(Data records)

◆ ◆ ◆ ◆

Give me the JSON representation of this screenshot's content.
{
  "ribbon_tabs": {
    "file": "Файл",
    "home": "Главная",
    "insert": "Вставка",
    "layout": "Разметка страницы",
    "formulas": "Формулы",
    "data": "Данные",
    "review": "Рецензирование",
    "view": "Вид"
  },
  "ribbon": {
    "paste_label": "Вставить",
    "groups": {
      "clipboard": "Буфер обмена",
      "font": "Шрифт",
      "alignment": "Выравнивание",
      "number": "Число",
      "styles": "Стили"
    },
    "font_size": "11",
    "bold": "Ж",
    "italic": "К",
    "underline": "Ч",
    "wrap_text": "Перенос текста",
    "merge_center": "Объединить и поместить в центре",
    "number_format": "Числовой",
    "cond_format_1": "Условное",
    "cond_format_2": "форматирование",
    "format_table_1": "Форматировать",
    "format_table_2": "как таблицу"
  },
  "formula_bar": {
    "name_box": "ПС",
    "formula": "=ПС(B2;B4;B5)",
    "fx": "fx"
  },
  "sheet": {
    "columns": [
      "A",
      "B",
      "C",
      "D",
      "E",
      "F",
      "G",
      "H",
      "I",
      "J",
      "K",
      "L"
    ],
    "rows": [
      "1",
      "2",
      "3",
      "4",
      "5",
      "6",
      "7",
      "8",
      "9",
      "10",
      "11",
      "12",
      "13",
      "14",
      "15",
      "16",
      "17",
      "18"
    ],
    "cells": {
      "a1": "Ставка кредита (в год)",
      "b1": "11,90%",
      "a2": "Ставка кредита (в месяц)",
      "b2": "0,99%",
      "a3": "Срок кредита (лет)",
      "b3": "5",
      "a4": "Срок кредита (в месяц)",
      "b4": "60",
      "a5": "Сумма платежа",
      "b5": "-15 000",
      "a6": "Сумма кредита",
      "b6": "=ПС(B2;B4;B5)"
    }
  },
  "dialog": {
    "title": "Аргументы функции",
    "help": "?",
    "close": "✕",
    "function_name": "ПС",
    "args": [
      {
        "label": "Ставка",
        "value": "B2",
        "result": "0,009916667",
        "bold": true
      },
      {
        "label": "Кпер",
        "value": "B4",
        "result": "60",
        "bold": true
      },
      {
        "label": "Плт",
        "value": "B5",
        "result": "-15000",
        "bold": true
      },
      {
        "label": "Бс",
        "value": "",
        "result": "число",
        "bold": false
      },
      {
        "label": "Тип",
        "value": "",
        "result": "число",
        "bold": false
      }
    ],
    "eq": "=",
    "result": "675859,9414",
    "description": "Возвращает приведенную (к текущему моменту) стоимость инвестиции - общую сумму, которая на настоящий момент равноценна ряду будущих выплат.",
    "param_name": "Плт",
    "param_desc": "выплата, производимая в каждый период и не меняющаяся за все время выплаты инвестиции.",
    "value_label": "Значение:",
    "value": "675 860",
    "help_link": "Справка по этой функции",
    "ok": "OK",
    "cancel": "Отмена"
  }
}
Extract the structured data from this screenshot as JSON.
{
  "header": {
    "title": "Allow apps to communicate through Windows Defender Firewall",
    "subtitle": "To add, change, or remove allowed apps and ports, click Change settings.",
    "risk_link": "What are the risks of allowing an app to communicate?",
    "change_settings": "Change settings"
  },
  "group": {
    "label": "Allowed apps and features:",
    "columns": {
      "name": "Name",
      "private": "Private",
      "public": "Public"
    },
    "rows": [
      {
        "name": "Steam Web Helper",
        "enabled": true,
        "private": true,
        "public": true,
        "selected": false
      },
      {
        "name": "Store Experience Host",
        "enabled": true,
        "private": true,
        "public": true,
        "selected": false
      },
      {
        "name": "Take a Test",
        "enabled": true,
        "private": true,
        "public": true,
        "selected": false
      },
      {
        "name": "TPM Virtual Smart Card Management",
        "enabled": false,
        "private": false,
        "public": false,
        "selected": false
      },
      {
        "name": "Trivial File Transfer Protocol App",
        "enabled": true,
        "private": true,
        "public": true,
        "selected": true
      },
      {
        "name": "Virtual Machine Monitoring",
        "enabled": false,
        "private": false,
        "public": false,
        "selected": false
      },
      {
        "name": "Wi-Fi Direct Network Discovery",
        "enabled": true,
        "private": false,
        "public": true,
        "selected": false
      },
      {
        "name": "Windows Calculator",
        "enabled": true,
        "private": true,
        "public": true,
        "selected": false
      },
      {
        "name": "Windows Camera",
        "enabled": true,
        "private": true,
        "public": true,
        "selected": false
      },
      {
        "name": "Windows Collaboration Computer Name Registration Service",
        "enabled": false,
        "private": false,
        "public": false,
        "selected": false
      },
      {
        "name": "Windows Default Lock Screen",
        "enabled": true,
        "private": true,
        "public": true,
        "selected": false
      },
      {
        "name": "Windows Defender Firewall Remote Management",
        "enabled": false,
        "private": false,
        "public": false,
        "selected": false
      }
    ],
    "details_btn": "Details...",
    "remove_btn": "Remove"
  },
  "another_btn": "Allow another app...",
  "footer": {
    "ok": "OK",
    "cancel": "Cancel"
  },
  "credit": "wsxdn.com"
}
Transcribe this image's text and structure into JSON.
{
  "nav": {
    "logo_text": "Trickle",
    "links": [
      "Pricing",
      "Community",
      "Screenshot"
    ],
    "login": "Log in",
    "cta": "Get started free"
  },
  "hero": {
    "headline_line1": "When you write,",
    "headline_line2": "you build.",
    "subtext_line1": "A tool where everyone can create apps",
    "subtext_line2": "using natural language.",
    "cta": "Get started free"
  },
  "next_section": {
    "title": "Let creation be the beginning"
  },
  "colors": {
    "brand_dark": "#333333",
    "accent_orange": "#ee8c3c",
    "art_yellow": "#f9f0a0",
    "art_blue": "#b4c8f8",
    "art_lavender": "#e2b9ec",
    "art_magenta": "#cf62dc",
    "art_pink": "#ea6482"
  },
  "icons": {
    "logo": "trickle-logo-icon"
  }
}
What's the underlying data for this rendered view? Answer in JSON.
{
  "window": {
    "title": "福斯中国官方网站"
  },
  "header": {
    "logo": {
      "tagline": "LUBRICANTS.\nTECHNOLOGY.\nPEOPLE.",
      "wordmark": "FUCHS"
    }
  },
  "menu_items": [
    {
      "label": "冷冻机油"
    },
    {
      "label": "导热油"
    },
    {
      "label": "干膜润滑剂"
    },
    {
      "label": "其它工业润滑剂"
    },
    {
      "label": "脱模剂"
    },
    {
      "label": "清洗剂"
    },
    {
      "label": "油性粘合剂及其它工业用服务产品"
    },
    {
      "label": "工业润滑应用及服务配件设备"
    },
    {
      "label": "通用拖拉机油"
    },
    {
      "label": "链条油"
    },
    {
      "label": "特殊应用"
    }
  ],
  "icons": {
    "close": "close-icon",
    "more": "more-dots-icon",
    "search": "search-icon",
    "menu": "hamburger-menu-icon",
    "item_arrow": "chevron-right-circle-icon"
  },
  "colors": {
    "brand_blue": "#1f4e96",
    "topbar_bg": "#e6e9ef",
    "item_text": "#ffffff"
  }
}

◆ ◆ ◆ ◆

SET PROBLEM: Copy each line above containing the string "Virtual".

THE COMPLETED TASK:
        "name": "TPM Virtual Smart Card Management",
        "name": "Virtual Machine Monitoring",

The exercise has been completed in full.